#### Stored rows
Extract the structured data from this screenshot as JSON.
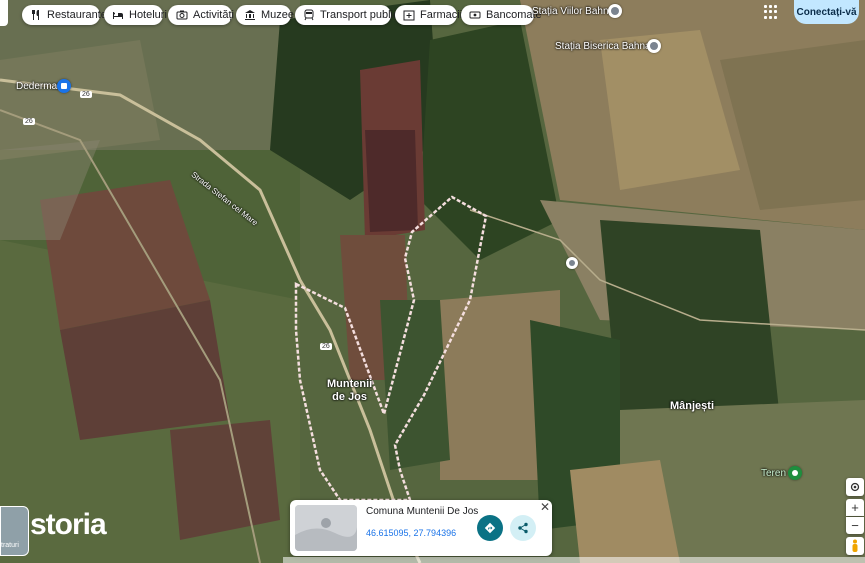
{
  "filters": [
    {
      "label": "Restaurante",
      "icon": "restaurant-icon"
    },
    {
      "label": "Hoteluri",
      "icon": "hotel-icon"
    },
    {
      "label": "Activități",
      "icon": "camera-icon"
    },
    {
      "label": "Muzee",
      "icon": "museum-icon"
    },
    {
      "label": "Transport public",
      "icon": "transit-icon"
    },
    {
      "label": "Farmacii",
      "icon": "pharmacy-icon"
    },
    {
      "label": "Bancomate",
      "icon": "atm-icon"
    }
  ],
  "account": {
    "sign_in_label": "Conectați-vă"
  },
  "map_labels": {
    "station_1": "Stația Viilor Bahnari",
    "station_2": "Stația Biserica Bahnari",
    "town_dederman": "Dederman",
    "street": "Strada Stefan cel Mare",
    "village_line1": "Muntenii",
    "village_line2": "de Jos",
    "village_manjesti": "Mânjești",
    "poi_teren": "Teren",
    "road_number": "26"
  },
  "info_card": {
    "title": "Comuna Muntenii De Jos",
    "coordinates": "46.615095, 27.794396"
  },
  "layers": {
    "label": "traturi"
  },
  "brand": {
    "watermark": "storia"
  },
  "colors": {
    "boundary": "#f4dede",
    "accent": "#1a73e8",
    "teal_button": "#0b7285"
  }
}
########
**Set task:**
Identify every line above that includes the word "Bahnari", and show those lines.

**Task solution:**
    "station_1": "Stația Viilor Bahnari",
    "station_2": "Stația Biserica Bahnari",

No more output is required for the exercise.